Extract each line of the records below that contains the word "xlabel".
_ _ _
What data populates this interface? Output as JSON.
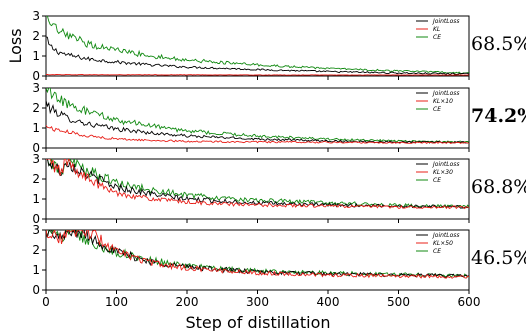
{
  "chart_data": {
    "type": "line",
    "xlabel": "Step of distillation",
    "ylabel": "Loss",
    "xlim": [
      0,
      600
    ],
    "xticks": [
      "0",
      "100",
      "200",
      "300",
      "400",
      "500",
      "600"
    ],
    "yticks": [
      "0",
      "1",
      "2",
      "3"
    ],
    "grid": false,
    "legend_position": "top-right",
    "colors": {
      "JointLoss": "#000000",
      "KL": "#e8201a",
      "CE": "#128a12"
    },
    "panels": [
      {
        "accuracy": "68.5%",
        "bold": false,
        "ylim": [
          0,
          3
        ],
        "legend": [
          "JointLoss",
          "KL",
          "CE"
        ],
        "series": [
          {
            "name": "JointLoss",
            "x": [
              0,
              5,
              15,
              30,
              60,
              100,
              150,
              200,
              300,
              400,
              500,
              600
            ],
            "y": [
              1.9,
              1.5,
              1.25,
              1.05,
              0.85,
              0.7,
              0.55,
              0.45,
              0.32,
              0.22,
              0.15,
              0.1
            ]
          },
          {
            "name": "KL",
            "x": [
              0,
              100,
              200,
              300,
              400,
              500,
              600
            ],
            "y": [
              0.07,
              0.06,
              0.06,
              0.05,
              0.05,
              0.05,
              0.05
            ]
          },
          {
            "name": "CE",
            "x": [
              0,
              5,
              15,
              30,
              60,
              100,
              150,
              200,
              300,
              400,
              500,
              600
            ],
            "y": [
              3.0,
              2.6,
              2.3,
              2.0,
              1.6,
              1.3,
              1.0,
              0.8,
              0.55,
              0.38,
              0.25,
              0.15
            ]
          }
        ]
      },
      {
        "accuracy": "74.2%",
        "bold": true,
        "ylim": [
          0,
          3
        ],
        "legend": [
          "JointLoss",
          "KL×10",
          "CE"
        ],
        "series": [
          {
            "name": "JointLoss",
            "x": [
              0,
              5,
              15,
              30,
              60,
              100,
              150,
              200,
              300,
              400,
              500,
              600
            ],
            "y": [
              2.3,
              2.0,
              1.8,
              1.5,
              1.2,
              0.95,
              0.75,
              0.6,
              0.45,
              0.35,
              0.3,
              0.28
            ]
          },
          {
            "name": "KL×10",
            "x": [
              0,
              10,
              30,
              60,
              100,
              150,
              200,
              300,
              400,
              500,
              600
            ],
            "y": [
              1.1,
              0.95,
              0.8,
              0.6,
              0.45,
              0.38,
              0.33,
              0.3,
              0.28,
              0.27,
              0.26
            ]
          },
          {
            "name": "CE",
            "x": [
              0,
              5,
              15,
              30,
              60,
              100,
              150,
              200,
              300,
              400,
              500,
              600
            ],
            "y": [
              3.0,
              2.8,
              2.5,
              2.2,
              1.8,
              1.4,
              1.1,
              0.85,
              0.6,
              0.45,
              0.35,
              0.3
            ]
          }
        ]
      },
      {
        "accuracy": "68.8%",
        "bold": false,
        "ylim": [
          0,
          3
        ],
        "legend": [
          "JointLoss",
          "KL×30",
          "CE"
        ],
        "series": [
          {
            "name": "JointLoss",
            "x": [
              0,
              10,
              20,
              24,
              26,
              40,
              60,
              80,
              100,
              150,
              200,
              250,
              300,
              400,
              500,
              600
            ],
            "y": [
              3.0,
              2.7,
              2.4,
              2.3,
              3.0,
              2.6,
              2.2,
              1.9,
              1.6,
              1.25,
              1.0,
              0.9,
              0.8,
              0.7,
              0.65,
              0.6
            ]
          },
          {
            "name": "KL×30",
            "x": [
              0,
              10,
              20,
              24,
              26,
              40,
              60,
              80,
              100,
              150,
              200,
              250,
              300,
              400,
              500,
              600
            ],
            "y": [
              3.0,
              2.7,
              2.4,
              2.3,
              3.0,
              2.5,
              2.0,
              1.6,
              1.3,
              1.0,
              0.85,
              0.75,
              0.7,
              0.65,
              0.6,
              0.58
            ]
          },
          {
            "name": "CE",
            "x": [
              0,
              10,
              20,
              24,
              26,
              40,
              60,
              80,
              100,
              150,
              200,
              250,
              300,
              400,
              500,
              600
            ],
            "y": [
              3.0,
              2.75,
              2.5,
              2.4,
              3.0,
              2.7,
              2.4,
              2.1,
              1.8,
              1.45,
              1.2,
              1.05,
              0.95,
              0.8,
              0.7,
              0.62
            ]
          }
        ]
      },
      {
        "accuracy": "46.5%",
        "bold": false,
        "ylim": [
          0,
          3
        ],
        "legend": [
          "JointLoss",
          "KL×50",
          "CE"
        ],
        "series": [
          {
            "name": "JointLoss",
            "x": [
              0,
              10,
              20,
              24,
              30,
              40,
              55,
              70,
              85,
              100,
              150,
              200,
              300,
              400,
              500,
              600
            ],
            "y": [
              3.0,
              2.8,
              2.6,
              2.5,
              3.0,
              3.0,
              2.8,
              2.5,
              2.2,
              1.9,
              1.4,
              1.15,
              0.9,
              0.8,
              0.75,
              0.7
            ]
          },
          {
            "name": "KL×50",
            "x": [
              0,
              10,
              20,
              24,
              30,
              40,
              55,
              70,
              85,
              100,
              150,
              200,
              300,
              400,
              500,
              600
            ],
            "y": [
              3.0,
              2.8,
              2.6,
              2.5,
              3.0,
              3.0,
              3.0,
              2.7,
              2.3,
              1.9,
              1.35,
              1.1,
              0.85,
              0.75,
              0.7,
              0.65
            ]
          },
          {
            "name": "CE",
            "x": [
              0,
              10,
              20,
              24,
              30,
              40,
              55,
              70,
              85,
              100,
              150,
              200,
              300,
              400,
              500,
              600
            ],
            "y": [
              3.0,
              2.8,
              2.6,
              2.5,
              3.0,
              3.0,
              2.6,
              2.3,
              2.1,
              1.9,
              1.5,
              1.2,
              0.95,
              0.85,
              0.78,
              0.72
            ]
          }
        ]
      }
    ]
  }
}
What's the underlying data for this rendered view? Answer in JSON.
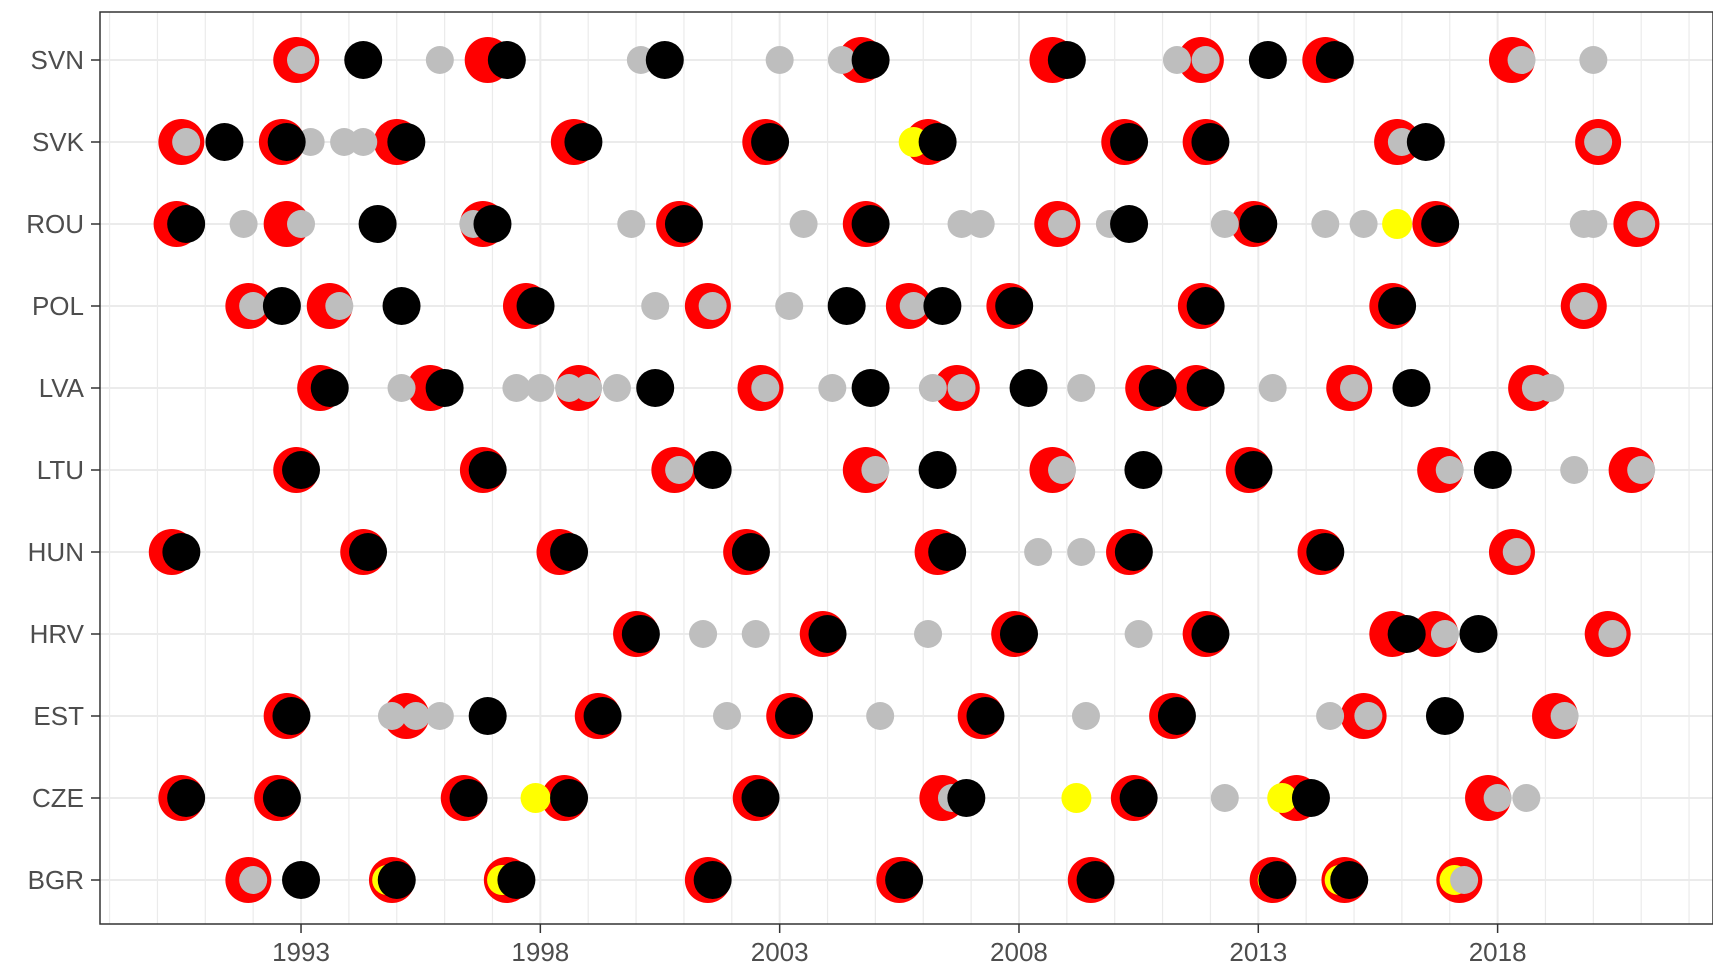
{
  "chart_data": {
    "type": "scatter",
    "title": "",
    "xlabel": "",
    "ylabel": "",
    "xlim": [
      1988.8,
      2022.5
    ],
    "x_ticks": [
      1993,
      1998,
      2003,
      2008,
      2013,
      2018
    ],
    "x_tick_labels": [
      "1993",
      "1998",
      "2003",
      "2008",
      "2013",
      "2018"
    ],
    "categories": [
      "BGR",
      "CZE",
      "EST",
      "HRV",
      "HUN",
      "LTU",
      "LVA",
      "POL",
      "ROU",
      "SVK",
      "SVN"
    ],
    "grid": true,
    "legend": "none",
    "colors": {
      "red": "#ff0000",
      "black": "#000000",
      "grey": "#bebebe",
      "yellow": "#ffff00"
    },
    "series": [
      {
        "color": "#ff0000",
        "points": [
          [
            "SVN",
            1992.9
          ],
          [
            "SVN",
            1996.9
          ],
          [
            "SVN",
            2004.7
          ],
          [
            "SVN",
            2008.7
          ],
          [
            "SVN",
            2011.8
          ],
          [
            "SVN",
            2014.4
          ],
          [
            "SVN",
            2018.3
          ],
          [
            "SVK",
            1990.5
          ],
          [
            "SVK",
            1992.6
          ],
          [
            "SVK",
            1995.0
          ],
          [
            "SVK",
            1998.7
          ],
          [
            "SVK",
            2002.7
          ],
          [
            "SVK",
            2006.1
          ],
          [
            "SVK",
            2010.2
          ],
          [
            "SVK",
            2011.9
          ],
          [
            "SVK",
            2015.9
          ],
          [
            "SVK",
            2020.1
          ],
          [
            "ROU",
            1990.4
          ],
          [
            "ROU",
            1992.7
          ],
          [
            "ROU",
            1996.8
          ],
          [
            "ROU",
            2000.9
          ],
          [
            "ROU",
            2004.8
          ],
          [
            "ROU",
            2008.8
          ],
          [
            "ROU",
            2012.9
          ],
          [
            "ROU",
            2016.7
          ],
          [
            "ROU",
            2020.9
          ],
          [
            "POL",
            1991.9
          ],
          [
            "POL",
            1993.6
          ],
          [
            "POL",
            1997.7
          ],
          [
            "POL",
            2001.5
          ],
          [
            "POL",
            2005.7
          ],
          [
            "POL",
            2007.8
          ],
          [
            "POL",
            2011.8
          ],
          [
            "POL",
            2015.8
          ],
          [
            "POL",
            2019.8
          ],
          [
            "LVA",
            1993.4
          ],
          [
            "LVA",
            1995.7
          ],
          [
            "LVA",
            1998.8
          ],
          [
            "LVA",
            2002.6
          ],
          [
            "LVA",
            2006.7
          ],
          [
            "LVA",
            2010.7
          ],
          [
            "LVA",
            2011.7
          ],
          [
            "LVA",
            2014.9
          ],
          [
            "LVA",
            2018.7
          ],
          [
            "LTU",
            1992.9
          ],
          [
            "LTU",
            1996.8
          ],
          [
            "LTU",
            2000.8
          ],
          [
            "LTU",
            2004.8
          ],
          [
            "LTU",
            2008.7
          ],
          [
            "LTU",
            2012.8
          ],
          [
            "LTU",
            2016.8
          ],
          [
            "LTU",
            2020.8
          ],
          [
            "HUN",
            1990.3
          ],
          [
            "HUN",
            1994.3
          ],
          [
            "HUN",
            1998.4
          ],
          [
            "HUN",
            2002.3
          ],
          [
            "HUN",
            2006.3
          ],
          [
            "HUN",
            2010.3
          ],
          [
            "HUN",
            2014.3
          ],
          [
            "HUN",
            2018.3
          ],
          [
            "HRV",
            2000.0
          ],
          [
            "HRV",
            2003.9
          ],
          [
            "HRV",
            2007.9
          ],
          [
            "HRV",
            2011.9
          ],
          [
            "HRV",
            2015.8
          ],
          [
            "HRV",
            2016.7
          ],
          [
            "HRV",
            2020.3
          ],
          [
            "EST",
            1992.7
          ],
          [
            "EST",
            1995.2
          ],
          [
            "EST",
            1999.2
          ],
          [
            "EST",
            2003.2
          ],
          [
            "EST",
            2007.2
          ],
          [
            "EST",
            2011.2
          ],
          [
            "EST",
            2015.2
          ],
          [
            "EST",
            2019.2
          ],
          [
            "CZE",
            1990.5
          ],
          [
            "CZE",
            1992.5
          ],
          [
            "CZE",
            1996.4
          ],
          [
            "CZE",
            1998.5
          ],
          [
            "CZE",
            2002.5
          ],
          [
            "CZE",
            2006.4
          ],
          [
            "CZE",
            2010.4
          ],
          [
            "CZE",
            2013.8
          ],
          [
            "CZE",
            2017.8
          ],
          [
            "BGR",
            1991.9
          ],
          [
            "BGR",
            1994.9
          ],
          [
            "BGR",
            1997.3
          ],
          [
            "BGR",
            2001.5
          ],
          [
            "BGR",
            2005.5
          ],
          [
            "BGR",
            2009.5
          ],
          [
            "BGR",
            2013.3
          ],
          [
            "BGR",
            2014.8
          ],
          [
            "BGR",
            2017.2
          ]
        ]
      },
      {
        "color": "#ffff00",
        "points": [
          [
            "SVK",
            2005.8
          ],
          [
            "ROU",
            2015.9
          ],
          [
            "CZE",
            1997.9
          ],
          [
            "CZE",
            2009.2
          ],
          [
            "CZE",
            2013.5
          ],
          [
            "BGR",
            1994.8
          ],
          [
            "BGR",
            1997.2
          ],
          [
            "BGR",
            2013.3
          ],
          [
            "BGR",
            2014.7
          ],
          [
            "BGR",
            2017.1
          ]
        ]
      },
      {
        "color": "#bebebe",
        "points": [
          [
            "SVN",
            1993.0
          ],
          [
            "SVN",
            1995.9
          ],
          [
            "SVN",
            2000.1
          ],
          [
            "SVN",
            2003.0
          ],
          [
            "SVN",
            2004.3
          ],
          [
            "SVN",
            2011.3
          ],
          [
            "SVN",
            2011.9
          ],
          [
            "SVN",
            2018.5
          ],
          [
            "SVN",
            2020.0
          ],
          [
            "SVK",
            1990.6
          ],
          [
            "SVK",
            1993.2
          ],
          [
            "SVK",
            1993.9
          ],
          [
            "SVK",
            1994.3
          ],
          [
            "SVK",
            2016.0
          ],
          [
            "SVK",
            2020.1
          ],
          [
            "ROU",
            1991.8
          ],
          [
            "ROU",
            1993.0
          ],
          [
            "ROU",
            1996.6
          ],
          [
            "ROU",
            1999.9
          ],
          [
            "ROU",
            2003.5
          ],
          [
            "ROU",
            2006.8
          ],
          [
            "ROU",
            2007.2
          ],
          [
            "ROU",
            2008.9
          ],
          [
            "ROU",
            2009.9
          ],
          [
            "ROU",
            2012.3
          ],
          [
            "ROU",
            2014.4
          ],
          [
            "ROU",
            2015.2
          ],
          [
            "ROU",
            2019.8
          ],
          [
            "ROU",
            2020.0
          ],
          [
            "ROU",
            2021.0
          ],
          [
            "POL",
            1992.0
          ],
          [
            "POL",
            1993.8
          ],
          [
            "POL",
            2000.4
          ],
          [
            "POL",
            2001.6
          ],
          [
            "POL",
            2003.2
          ],
          [
            "POL",
            2005.8
          ],
          [
            "POL",
            2019.8
          ],
          [
            "LVA",
            1995.1
          ],
          [
            "LVA",
            1997.5
          ],
          [
            "LVA",
            1998.0
          ],
          [
            "LVA",
            1998.6
          ],
          [
            "LVA",
            1999.0
          ],
          [
            "LVA",
            1999.6
          ],
          [
            "LVA",
            2002.7
          ],
          [
            "LVA",
            2004.1
          ],
          [
            "LVA",
            2006.2
          ],
          [
            "LVA",
            2006.8
          ],
          [
            "LVA",
            2008.3
          ],
          [
            "LVA",
            2009.3
          ],
          [
            "LVA",
            2013.3
          ],
          [
            "LVA",
            2015.0
          ],
          [
            "LVA",
            2018.8
          ],
          [
            "LVA",
            2019.1
          ],
          [
            "LTU",
            2000.9
          ],
          [
            "LTU",
            2005.0
          ],
          [
            "LTU",
            2006.2
          ],
          [
            "LTU",
            2008.9
          ],
          [
            "LTU",
            2017.0
          ],
          [
            "LTU",
            2019.6
          ],
          [
            "LTU",
            2021.0
          ],
          [
            "HUN",
            2008.4
          ],
          [
            "HUN",
            2009.3
          ],
          [
            "HUN",
            2018.4
          ],
          [
            "HRV",
            2001.4
          ],
          [
            "HRV",
            2002.5
          ],
          [
            "HRV",
            2006.1
          ],
          [
            "HRV",
            2010.5
          ],
          [
            "HRV",
            2016.9
          ],
          [
            "HRV",
            2020.4
          ],
          [
            "EST",
            1994.9
          ],
          [
            "EST",
            1995.4
          ],
          [
            "EST",
            1995.9
          ],
          [
            "EST",
            2001.9
          ],
          [
            "EST",
            2005.1
          ],
          [
            "EST",
            2009.4
          ],
          [
            "EST",
            2014.5
          ],
          [
            "EST",
            2015.3
          ],
          [
            "EST",
            2019.4
          ],
          [
            "CZE",
            2006.6
          ],
          [
            "CZE",
            2012.3
          ],
          [
            "CZE",
            2018.0
          ],
          [
            "CZE",
            2018.6
          ],
          [
            "BGR",
            1992.0
          ],
          [
            "BGR",
            2017.3
          ]
        ]
      },
      {
        "color": "#000000",
        "points": [
          [
            "SVN",
            1994.3
          ],
          [
            "SVN",
            1997.3
          ],
          [
            "SVN",
            2000.6
          ],
          [
            "SVN",
            2004.9
          ],
          [
            "SVN",
            2009.0
          ],
          [
            "SVN",
            2013.2
          ],
          [
            "SVN",
            2014.6
          ],
          [
            "SVK",
            1991.4
          ],
          [
            "SVK",
            1992.7
          ],
          [
            "SVK",
            1995.2
          ],
          [
            "SVK",
            1998.9
          ],
          [
            "SVK",
            2002.8
          ],
          [
            "SVK",
            2006.3
          ],
          [
            "SVK",
            2010.3
          ],
          [
            "SVK",
            2012.0
          ],
          [
            "SVK",
            2016.5
          ],
          [
            "ROU",
            1990.6
          ],
          [
            "ROU",
            1994.6
          ],
          [
            "ROU",
            1997.0
          ],
          [
            "ROU",
            2001.0
          ],
          [
            "ROU",
            2004.9
          ],
          [
            "ROU",
            2010.3
          ],
          [
            "ROU",
            2013.0
          ],
          [
            "ROU",
            2016.8
          ],
          [
            "POL",
            1992.6
          ],
          [
            "POL",
            1995.1
          ],
          [
            "POL",
            1997.9
          ],
          [
            "POL",
            2004.4
          ],
          [
            "POL",
            2006.4
          ],
          [
            "POL",
            2007.9
          ],
          [
            "POL",
            2011.9
          ],
          [
            "POL",
            2015.9
          ],
          [
            "LVA",
            1993.6
          ],
          [
            "LVA",
            1996.0
          ],
          [
            "LVA",
            2000.4
          ],
          [
            "LVA",
            2004.9
          ],
          [
            "LVA",
            2008.2
          ],
          [
            "LVA",
            2010.9
          ],
          [
            "LVA",
            2011.9
          ],
          [
            "LVA",
            2016.2
          ],
          [
            "LTU",
            1993.0
          ],
          [
            "LTU",
            1996.9
          ],
          [
            "LTU",
            2001.6
          ],
          [
            "LTU",
            2006.3
          ],
          [
            "LTU",
            2010.6
          ],
          [
            "LTU",
            2012.9
          ],
          [
            "LTU",
            2017.9
          ],
          [
            "HUN",
            1990.5
          ],
          [
            "HUN",
            1994.4
          ],
          [
            "HUN",
            1998.6
          ],
          [
            "HUN",
            2002.4
          ],
          [
            "HUN",
            2006.5
          ],
          [
            "HUN",
            2010.4
          ],
          [
            "HUN",
            2014.4
          ],
          [
            "HRV",
            2000.1
          ],
          [
            "HRV",
            2004.0
          ],
          [
            "HRV",
            2008.0
          ],
          [
            "HRV",
            2012.0
          ],
          [
            "HRV",
            2016.1
          ],
          [
            "HRV",
            2017.6
          ],
          [
            "EST",
            1992.8
          ],
          [
            "EST",
            1996.9
          ],
          [
            "EST",
            1999.3
          ],
          [
            "EST",
            2003.3
          ],
          [
            "EST",
            2007.3
          ],
          [
            "EST",
            2011.3
          ],
          [
            "EST",
            2016.9
          ],
          [
            "CZE",
            1990.6
          ],
          [
            "CZE",
            1992.6
          ],
          [
            "CZE",
            1996.5
          ],
          [
            "CZE",
            1998.6
          ],
          [
            "CZE",
            2002.6
          ],
          [
            "CZE",
            2006.9
          ],
          [
            "CZE",
            2010.5
          ],
          [
            "CZE",
            2014.1
          ],
          [
            "BGR",
            1993.0
          ],
          [
            "BGR",
            1995.0
          ],
          [
            "BGR",
            1997.5
          ],
          [
            "BGR",
            2001.6
          ],
          [
            "BGR",
            2005.6
          ],
          [
            "BGR",
            2009.6
          ],
          [
            "BGR",
            2013.4
          ],
          [
            "BGR",
            2014.9
          ]
        ]
      }
    ]
  }
}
_ _ _
> _FINISHED EXERCISE_
    "xlabel": "Step of distillation",
    "xlabel": "",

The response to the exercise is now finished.